From the data that follows, copy every line holding the string "daxil".

[Items from a dataset]
+++
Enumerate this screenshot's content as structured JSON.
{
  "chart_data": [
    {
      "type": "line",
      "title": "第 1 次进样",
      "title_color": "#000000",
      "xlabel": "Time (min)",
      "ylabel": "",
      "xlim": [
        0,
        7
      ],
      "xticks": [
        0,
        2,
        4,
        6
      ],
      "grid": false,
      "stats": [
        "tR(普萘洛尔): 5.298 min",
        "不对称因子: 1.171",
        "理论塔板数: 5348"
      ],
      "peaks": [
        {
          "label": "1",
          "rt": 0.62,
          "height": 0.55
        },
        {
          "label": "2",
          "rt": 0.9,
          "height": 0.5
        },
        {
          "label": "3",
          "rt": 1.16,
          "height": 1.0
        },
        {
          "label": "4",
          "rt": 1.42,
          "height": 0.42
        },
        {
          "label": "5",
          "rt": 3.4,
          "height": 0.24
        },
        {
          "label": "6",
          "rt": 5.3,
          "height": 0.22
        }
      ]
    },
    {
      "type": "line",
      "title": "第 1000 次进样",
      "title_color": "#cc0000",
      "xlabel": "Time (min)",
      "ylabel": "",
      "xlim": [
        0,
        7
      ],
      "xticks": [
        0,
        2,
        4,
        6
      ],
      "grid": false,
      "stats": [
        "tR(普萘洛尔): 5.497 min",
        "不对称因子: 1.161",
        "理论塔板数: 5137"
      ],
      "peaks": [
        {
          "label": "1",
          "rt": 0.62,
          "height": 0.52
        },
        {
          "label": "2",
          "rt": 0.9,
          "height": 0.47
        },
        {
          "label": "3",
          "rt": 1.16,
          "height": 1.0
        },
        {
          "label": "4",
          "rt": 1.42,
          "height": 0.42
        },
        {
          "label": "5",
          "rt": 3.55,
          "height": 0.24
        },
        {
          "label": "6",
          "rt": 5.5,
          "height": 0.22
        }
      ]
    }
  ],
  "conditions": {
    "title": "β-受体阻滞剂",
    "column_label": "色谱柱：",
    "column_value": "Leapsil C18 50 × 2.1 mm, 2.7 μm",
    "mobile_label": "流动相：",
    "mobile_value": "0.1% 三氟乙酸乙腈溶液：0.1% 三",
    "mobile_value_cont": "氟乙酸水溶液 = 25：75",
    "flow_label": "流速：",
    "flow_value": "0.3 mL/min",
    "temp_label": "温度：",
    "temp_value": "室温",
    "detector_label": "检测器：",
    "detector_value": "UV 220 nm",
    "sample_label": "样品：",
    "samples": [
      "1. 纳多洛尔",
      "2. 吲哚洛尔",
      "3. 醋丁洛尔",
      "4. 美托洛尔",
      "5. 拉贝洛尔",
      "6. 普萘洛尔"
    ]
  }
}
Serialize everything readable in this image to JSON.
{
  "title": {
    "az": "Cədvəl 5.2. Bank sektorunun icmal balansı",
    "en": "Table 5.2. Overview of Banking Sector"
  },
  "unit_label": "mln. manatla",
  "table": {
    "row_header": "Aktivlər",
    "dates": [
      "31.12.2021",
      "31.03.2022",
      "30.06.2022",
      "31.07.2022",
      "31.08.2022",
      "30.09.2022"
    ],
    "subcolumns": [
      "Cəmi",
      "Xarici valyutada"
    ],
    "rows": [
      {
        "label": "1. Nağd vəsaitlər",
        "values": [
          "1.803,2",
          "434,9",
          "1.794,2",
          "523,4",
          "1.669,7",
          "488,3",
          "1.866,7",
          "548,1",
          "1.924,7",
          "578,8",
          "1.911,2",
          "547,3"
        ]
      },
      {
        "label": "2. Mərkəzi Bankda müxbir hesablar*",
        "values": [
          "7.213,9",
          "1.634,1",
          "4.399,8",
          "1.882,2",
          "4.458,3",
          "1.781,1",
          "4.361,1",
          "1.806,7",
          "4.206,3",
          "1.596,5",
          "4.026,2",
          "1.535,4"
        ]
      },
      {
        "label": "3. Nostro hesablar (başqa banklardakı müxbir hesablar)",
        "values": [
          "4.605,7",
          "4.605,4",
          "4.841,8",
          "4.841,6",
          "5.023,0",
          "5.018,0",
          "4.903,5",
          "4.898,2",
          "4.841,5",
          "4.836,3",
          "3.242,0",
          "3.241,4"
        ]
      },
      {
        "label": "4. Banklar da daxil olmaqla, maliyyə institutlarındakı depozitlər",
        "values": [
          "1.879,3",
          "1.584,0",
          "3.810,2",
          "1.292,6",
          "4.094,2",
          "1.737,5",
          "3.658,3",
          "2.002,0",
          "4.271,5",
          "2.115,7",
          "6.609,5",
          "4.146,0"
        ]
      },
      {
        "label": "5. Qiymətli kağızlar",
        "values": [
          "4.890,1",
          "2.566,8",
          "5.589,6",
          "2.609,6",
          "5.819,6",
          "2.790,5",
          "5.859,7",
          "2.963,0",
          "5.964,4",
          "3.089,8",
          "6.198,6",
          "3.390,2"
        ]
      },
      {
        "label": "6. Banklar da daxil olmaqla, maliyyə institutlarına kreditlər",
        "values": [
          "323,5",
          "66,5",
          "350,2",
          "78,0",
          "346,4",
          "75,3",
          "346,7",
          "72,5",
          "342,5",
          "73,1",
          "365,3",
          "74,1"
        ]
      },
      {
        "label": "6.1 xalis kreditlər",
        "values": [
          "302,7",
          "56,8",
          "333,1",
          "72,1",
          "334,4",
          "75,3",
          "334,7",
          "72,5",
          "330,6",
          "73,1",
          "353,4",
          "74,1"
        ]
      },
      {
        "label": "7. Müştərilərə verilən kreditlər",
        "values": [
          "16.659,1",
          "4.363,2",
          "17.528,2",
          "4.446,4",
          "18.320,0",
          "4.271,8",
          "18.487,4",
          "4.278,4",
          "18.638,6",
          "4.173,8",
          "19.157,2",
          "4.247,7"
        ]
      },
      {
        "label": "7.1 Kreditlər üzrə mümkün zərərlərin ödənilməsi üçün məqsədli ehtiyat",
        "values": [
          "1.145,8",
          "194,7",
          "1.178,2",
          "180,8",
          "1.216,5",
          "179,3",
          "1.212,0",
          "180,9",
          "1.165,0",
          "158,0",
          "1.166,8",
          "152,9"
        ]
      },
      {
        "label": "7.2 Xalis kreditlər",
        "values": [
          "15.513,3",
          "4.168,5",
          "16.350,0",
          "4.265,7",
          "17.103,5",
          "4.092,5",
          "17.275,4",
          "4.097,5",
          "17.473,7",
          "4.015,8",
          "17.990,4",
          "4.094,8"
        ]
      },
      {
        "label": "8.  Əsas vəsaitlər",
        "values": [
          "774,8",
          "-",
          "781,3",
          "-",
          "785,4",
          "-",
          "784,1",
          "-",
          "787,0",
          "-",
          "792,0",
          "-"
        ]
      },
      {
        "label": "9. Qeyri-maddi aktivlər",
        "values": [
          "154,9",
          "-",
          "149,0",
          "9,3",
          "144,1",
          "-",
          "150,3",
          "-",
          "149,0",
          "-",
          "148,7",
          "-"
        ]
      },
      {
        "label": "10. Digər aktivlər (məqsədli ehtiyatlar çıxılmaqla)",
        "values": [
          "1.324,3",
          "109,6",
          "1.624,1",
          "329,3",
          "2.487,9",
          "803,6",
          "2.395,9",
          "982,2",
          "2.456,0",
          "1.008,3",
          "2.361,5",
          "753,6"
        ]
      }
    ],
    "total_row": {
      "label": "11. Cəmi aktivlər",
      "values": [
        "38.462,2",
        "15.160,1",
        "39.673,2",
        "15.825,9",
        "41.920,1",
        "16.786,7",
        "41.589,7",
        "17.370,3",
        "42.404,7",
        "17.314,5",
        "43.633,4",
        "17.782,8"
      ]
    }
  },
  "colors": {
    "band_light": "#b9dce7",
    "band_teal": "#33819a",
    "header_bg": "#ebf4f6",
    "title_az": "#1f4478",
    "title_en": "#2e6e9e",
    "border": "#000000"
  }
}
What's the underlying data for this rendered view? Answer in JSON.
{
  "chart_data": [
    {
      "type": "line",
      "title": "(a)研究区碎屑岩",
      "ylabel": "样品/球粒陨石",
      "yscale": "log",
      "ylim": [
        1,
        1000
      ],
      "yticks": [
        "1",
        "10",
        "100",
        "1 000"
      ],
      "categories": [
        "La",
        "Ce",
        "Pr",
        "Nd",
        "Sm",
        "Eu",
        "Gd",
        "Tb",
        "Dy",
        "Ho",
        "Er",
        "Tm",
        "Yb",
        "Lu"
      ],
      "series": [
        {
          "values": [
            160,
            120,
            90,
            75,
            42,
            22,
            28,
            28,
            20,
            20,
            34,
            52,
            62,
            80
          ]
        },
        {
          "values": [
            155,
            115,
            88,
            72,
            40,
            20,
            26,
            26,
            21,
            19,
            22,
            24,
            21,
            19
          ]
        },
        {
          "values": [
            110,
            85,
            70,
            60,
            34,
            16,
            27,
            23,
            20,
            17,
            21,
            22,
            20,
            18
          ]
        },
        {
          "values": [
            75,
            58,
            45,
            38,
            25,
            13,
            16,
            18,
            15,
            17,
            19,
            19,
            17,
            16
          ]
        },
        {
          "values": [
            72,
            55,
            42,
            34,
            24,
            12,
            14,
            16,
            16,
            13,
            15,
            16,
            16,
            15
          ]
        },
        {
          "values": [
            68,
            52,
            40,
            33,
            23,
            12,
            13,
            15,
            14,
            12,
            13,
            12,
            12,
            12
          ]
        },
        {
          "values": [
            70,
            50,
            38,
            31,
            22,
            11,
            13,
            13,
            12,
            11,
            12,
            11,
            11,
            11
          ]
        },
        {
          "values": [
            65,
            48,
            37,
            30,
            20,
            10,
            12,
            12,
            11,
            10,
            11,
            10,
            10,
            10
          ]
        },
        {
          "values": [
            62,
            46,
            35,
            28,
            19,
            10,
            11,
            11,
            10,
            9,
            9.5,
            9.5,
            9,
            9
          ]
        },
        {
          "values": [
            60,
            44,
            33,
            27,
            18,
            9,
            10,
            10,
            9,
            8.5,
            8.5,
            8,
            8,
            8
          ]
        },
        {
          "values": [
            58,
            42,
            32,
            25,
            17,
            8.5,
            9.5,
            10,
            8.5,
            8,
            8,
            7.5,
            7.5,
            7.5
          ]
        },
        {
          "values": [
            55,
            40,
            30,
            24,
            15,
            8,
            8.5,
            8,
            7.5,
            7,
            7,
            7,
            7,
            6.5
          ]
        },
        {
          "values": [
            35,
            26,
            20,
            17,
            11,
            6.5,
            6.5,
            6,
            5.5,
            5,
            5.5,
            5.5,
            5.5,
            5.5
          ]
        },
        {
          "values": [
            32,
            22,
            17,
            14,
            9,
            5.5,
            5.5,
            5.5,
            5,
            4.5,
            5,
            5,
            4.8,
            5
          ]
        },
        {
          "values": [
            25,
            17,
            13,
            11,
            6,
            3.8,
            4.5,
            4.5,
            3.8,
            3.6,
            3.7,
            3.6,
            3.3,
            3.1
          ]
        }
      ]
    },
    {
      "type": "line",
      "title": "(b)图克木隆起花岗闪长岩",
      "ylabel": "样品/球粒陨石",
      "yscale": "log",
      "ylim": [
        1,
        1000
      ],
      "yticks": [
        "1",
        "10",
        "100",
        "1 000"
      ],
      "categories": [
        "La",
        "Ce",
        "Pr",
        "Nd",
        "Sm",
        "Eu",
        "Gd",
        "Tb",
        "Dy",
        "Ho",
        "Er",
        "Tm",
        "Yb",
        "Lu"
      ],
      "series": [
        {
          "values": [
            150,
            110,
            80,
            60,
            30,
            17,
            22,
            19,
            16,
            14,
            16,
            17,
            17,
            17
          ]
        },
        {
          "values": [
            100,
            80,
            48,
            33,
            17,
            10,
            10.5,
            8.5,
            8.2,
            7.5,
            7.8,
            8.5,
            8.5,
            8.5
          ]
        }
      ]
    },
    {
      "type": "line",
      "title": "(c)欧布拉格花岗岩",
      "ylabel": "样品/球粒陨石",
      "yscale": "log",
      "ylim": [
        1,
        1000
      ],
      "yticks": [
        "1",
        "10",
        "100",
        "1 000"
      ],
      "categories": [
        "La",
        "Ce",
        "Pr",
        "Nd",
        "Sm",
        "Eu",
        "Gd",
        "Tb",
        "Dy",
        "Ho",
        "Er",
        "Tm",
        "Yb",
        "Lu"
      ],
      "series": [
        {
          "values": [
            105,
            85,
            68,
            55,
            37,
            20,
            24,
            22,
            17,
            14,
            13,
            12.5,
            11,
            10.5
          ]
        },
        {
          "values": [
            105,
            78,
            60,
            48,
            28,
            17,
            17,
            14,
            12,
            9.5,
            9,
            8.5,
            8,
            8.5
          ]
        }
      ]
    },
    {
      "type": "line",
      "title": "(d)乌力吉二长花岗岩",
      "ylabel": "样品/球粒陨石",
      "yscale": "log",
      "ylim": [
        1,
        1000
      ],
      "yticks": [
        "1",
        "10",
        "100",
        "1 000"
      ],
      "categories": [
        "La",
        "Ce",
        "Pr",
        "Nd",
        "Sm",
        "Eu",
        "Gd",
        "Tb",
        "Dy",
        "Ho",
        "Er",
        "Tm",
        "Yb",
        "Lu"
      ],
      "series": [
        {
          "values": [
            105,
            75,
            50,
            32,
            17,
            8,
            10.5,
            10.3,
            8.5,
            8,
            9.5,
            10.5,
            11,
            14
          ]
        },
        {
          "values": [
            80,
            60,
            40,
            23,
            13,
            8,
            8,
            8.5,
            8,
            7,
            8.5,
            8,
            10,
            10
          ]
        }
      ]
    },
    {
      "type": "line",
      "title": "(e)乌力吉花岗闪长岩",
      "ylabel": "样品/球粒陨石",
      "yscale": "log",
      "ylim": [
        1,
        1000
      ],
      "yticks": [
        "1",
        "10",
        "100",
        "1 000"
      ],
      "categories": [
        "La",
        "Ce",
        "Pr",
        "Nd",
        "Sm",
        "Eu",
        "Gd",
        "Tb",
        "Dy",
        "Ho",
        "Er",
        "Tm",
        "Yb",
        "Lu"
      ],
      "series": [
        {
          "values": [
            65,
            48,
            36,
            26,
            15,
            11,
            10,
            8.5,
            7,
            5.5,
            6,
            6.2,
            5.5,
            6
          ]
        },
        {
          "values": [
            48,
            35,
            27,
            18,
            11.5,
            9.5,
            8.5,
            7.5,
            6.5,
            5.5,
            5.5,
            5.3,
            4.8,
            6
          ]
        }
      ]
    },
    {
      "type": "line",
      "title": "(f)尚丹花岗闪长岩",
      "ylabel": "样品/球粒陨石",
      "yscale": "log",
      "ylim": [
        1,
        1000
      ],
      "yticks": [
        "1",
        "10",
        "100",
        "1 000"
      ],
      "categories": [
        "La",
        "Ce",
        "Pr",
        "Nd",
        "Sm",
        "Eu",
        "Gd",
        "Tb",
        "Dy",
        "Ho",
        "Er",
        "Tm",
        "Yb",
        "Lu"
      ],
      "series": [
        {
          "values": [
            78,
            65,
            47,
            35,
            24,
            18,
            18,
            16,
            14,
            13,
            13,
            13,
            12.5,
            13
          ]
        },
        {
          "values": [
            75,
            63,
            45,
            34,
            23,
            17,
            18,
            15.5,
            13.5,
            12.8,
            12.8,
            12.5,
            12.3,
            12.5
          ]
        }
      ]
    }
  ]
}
+++
Task solution
        "label": "4. Banklar da daxil olmaqla, maliyyə institutlarındakı depozitlər",
        "label": "6. Banklar da daxil olmaqla, maliyyə institutlarına kreditlər",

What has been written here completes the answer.